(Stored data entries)
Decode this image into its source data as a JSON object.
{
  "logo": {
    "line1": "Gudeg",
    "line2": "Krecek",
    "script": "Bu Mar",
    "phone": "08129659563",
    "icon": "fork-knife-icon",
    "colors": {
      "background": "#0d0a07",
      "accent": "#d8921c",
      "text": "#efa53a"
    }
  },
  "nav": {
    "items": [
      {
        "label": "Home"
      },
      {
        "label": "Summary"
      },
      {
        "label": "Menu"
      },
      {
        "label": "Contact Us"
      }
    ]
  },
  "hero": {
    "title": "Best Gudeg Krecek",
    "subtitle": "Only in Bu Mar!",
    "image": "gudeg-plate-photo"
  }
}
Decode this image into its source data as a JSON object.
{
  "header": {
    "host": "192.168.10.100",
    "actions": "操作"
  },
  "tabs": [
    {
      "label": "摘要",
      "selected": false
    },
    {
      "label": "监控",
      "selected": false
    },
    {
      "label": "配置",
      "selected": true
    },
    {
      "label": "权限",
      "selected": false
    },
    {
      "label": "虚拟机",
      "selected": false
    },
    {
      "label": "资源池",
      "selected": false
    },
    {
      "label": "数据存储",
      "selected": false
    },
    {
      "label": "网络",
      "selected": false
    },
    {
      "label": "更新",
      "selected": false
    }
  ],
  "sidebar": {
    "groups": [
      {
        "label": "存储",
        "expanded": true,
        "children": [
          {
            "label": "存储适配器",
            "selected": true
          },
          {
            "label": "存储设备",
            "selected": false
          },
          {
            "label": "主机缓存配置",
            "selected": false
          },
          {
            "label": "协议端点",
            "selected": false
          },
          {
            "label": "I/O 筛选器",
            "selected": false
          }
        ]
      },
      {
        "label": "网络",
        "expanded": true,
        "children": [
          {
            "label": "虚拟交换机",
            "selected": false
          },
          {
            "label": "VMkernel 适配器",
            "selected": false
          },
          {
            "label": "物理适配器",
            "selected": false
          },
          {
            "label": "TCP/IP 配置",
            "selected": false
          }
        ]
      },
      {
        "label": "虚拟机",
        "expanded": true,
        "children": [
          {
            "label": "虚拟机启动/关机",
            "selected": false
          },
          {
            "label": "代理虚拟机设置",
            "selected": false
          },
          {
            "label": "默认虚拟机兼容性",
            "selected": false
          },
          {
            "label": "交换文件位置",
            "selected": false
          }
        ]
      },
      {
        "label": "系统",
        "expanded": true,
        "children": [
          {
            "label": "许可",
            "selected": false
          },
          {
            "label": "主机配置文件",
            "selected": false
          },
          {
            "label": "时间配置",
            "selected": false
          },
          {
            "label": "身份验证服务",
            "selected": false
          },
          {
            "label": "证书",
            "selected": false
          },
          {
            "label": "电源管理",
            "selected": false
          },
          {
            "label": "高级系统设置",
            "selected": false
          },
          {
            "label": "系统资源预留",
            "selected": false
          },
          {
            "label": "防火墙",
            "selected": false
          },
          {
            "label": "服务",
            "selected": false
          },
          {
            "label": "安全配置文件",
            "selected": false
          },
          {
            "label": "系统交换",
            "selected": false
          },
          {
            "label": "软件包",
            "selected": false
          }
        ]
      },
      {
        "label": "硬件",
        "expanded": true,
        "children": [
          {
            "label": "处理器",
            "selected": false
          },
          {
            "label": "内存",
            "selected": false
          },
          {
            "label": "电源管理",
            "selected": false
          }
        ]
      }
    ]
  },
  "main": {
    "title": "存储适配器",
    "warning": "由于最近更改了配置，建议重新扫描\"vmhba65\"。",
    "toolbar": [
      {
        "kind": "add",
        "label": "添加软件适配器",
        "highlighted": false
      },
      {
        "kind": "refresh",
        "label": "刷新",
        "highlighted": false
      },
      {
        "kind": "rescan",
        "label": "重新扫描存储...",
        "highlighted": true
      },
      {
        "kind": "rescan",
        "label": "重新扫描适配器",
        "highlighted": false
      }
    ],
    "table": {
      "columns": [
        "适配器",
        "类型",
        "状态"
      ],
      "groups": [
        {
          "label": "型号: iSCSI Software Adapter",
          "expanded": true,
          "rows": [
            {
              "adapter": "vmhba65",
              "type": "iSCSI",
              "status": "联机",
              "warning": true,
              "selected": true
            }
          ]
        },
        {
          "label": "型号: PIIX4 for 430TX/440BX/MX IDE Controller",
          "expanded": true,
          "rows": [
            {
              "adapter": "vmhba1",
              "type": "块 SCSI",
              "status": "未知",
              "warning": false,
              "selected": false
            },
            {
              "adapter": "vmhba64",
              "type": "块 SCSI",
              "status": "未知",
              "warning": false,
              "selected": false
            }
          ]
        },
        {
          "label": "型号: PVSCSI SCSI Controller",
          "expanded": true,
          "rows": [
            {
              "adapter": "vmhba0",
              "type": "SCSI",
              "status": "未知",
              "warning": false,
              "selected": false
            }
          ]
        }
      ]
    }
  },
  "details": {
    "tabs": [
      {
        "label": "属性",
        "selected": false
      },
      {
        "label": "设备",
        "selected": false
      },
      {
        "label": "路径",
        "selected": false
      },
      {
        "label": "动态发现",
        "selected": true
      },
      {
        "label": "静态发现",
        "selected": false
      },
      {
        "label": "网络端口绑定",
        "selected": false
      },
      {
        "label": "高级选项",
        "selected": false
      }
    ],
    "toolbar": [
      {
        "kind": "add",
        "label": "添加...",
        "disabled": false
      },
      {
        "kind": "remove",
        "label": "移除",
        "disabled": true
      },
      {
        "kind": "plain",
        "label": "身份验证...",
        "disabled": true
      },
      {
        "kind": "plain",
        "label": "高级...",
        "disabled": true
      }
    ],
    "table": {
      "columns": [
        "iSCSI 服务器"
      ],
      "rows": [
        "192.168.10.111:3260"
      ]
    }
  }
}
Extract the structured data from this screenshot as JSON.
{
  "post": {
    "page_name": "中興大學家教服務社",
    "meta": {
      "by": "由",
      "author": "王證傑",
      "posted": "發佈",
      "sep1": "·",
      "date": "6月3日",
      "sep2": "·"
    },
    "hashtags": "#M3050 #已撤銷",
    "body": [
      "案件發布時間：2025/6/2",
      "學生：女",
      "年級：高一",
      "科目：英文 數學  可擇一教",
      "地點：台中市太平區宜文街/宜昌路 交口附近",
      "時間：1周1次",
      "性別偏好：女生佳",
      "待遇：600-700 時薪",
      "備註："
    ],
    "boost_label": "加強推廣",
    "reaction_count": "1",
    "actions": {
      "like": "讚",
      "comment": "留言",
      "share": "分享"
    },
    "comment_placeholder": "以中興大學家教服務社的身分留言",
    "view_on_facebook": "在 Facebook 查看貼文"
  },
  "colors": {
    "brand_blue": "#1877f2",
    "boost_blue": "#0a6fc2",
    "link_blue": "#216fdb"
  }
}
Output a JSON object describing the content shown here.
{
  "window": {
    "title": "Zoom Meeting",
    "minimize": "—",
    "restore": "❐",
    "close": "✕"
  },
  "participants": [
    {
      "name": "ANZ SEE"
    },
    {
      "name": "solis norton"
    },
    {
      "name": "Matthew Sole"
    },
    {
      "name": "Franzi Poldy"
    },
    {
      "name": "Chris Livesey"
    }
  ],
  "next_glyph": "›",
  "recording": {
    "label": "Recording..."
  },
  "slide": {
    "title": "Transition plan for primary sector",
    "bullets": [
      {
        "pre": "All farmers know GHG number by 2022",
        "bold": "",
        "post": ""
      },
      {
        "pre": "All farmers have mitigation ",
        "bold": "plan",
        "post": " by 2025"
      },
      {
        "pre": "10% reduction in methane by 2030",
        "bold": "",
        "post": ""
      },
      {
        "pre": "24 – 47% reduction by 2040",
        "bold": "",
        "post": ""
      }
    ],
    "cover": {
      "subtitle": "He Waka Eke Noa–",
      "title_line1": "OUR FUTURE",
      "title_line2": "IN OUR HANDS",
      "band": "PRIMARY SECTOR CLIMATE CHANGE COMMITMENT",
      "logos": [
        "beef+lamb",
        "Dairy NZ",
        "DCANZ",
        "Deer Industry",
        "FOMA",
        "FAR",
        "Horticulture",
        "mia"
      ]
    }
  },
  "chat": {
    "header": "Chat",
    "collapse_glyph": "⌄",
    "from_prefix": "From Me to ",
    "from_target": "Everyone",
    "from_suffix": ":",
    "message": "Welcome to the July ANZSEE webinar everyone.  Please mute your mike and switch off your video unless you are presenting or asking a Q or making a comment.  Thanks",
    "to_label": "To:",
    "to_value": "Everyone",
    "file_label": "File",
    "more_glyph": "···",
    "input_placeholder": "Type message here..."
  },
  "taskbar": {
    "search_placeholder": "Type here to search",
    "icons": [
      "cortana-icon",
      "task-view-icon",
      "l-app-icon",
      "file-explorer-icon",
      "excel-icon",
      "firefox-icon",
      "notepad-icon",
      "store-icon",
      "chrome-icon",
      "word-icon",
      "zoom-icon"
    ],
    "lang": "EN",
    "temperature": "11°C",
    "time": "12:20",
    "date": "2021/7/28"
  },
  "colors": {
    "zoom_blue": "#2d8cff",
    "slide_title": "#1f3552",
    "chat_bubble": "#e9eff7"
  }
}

* [WHAT IS ASKED] In the entries above, how many lines hold the word "Controller"? State the number and nothing else.

* [OUTPUT] 2